SHORT PROBLEM:
In the copy, include every entry exactly but none of the pictures.

ROWS:

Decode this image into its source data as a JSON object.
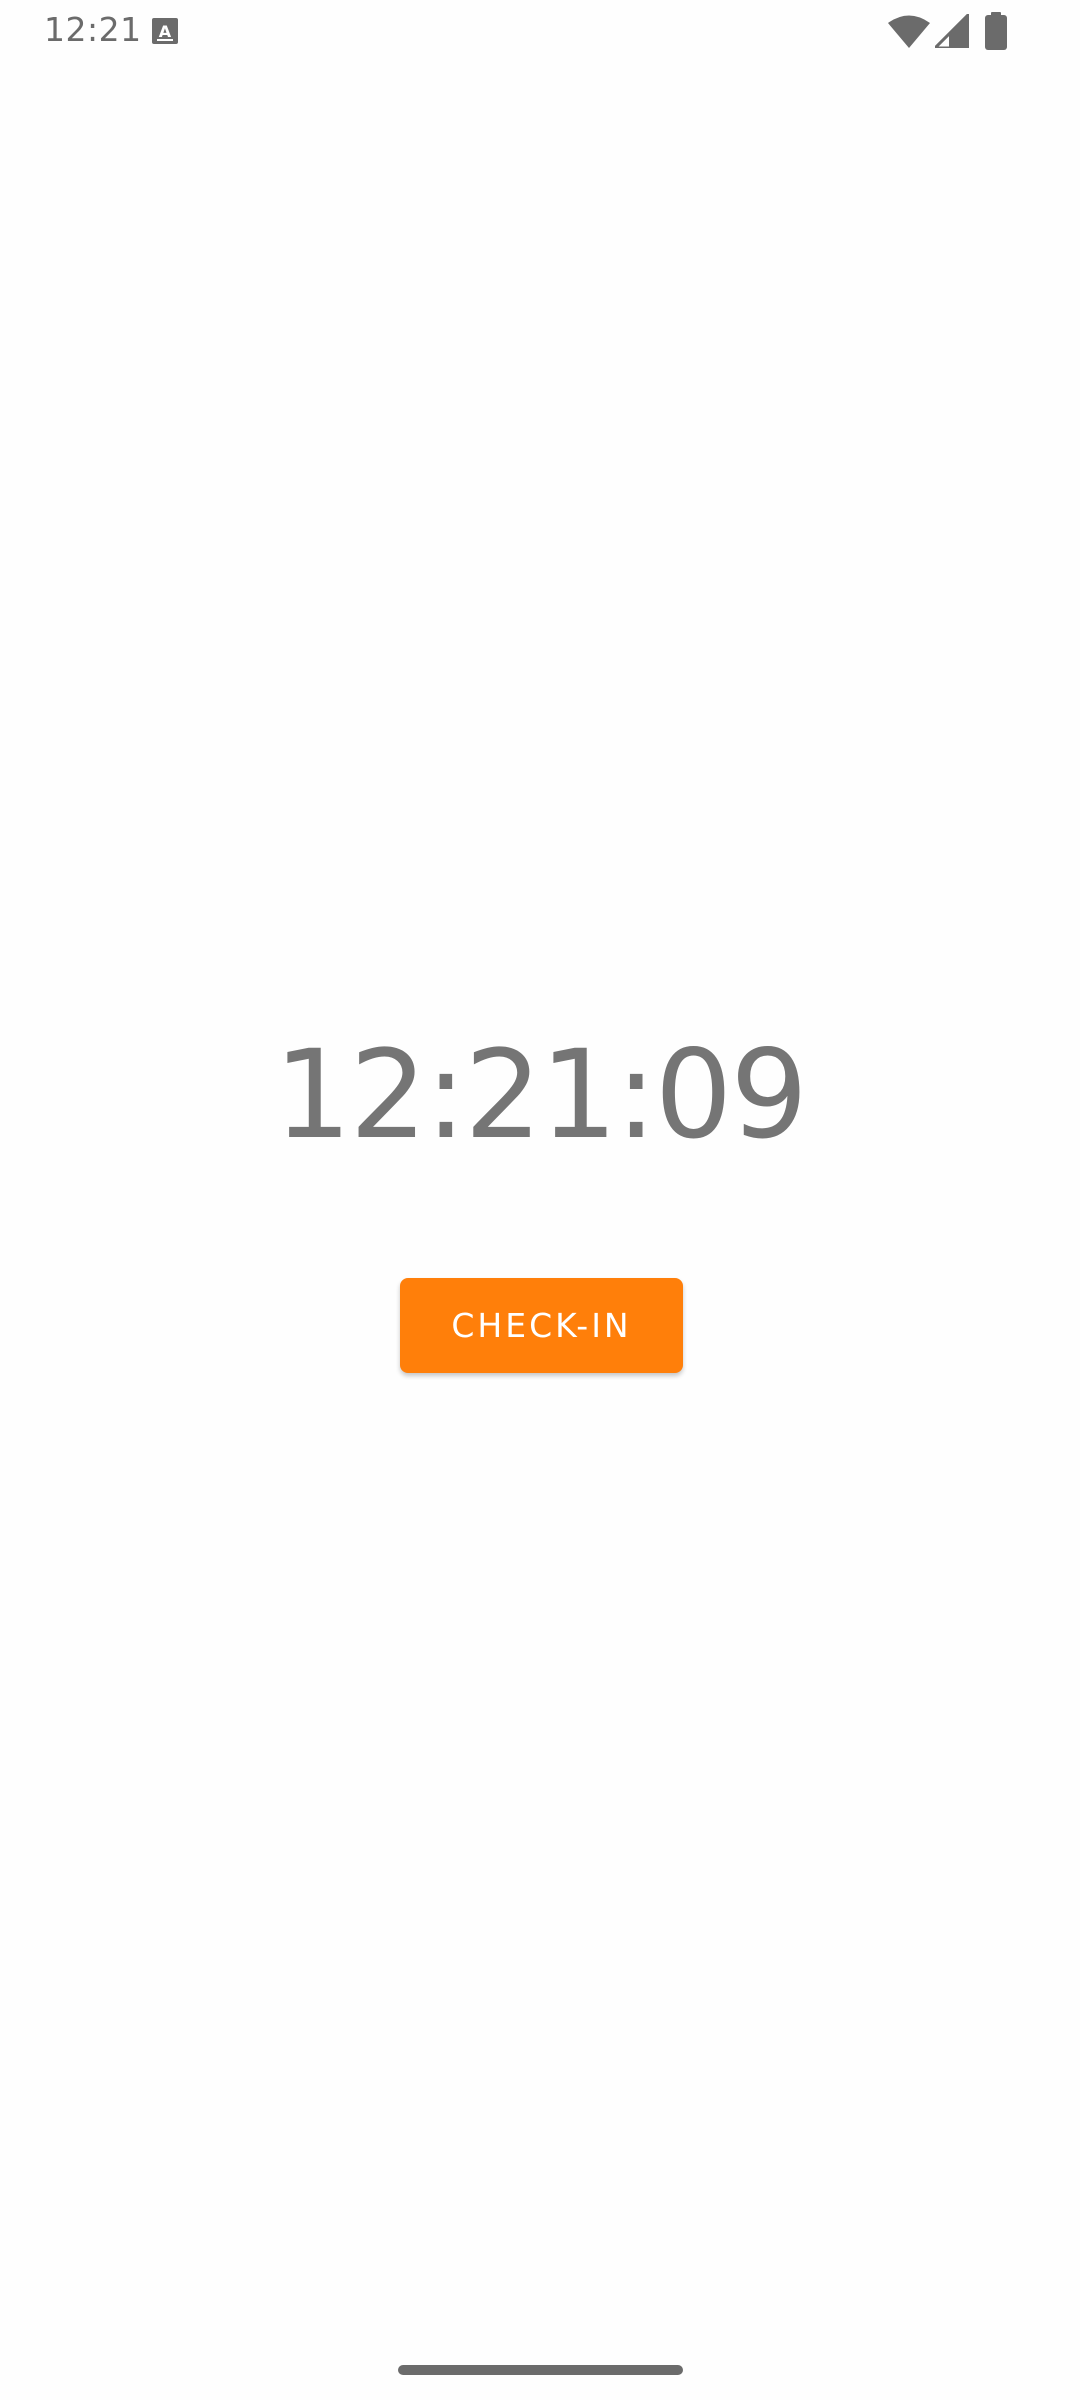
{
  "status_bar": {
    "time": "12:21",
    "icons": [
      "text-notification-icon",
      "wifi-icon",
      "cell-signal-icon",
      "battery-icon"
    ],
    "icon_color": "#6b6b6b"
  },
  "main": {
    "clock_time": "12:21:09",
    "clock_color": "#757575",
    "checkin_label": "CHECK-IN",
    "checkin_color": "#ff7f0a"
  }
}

FULL RESPONSE:
Decode this image into its source data as a JSON object.
{
  "status_bar": {
    "time": "12:21",
    "icons": [
      "text-notification-icon",
      "wifi-icon",
      "cell-signal-icon",
      "battery-icon"
    ],
    "icon_color": "#6b6b6b"
  },
  "main": {
    "clock_time": "12:21:09",
    "clock_color": "#757575",
    "checkin_label": "CHECK-IN",
    "checkin_color": "#ff7f0a"
  }
}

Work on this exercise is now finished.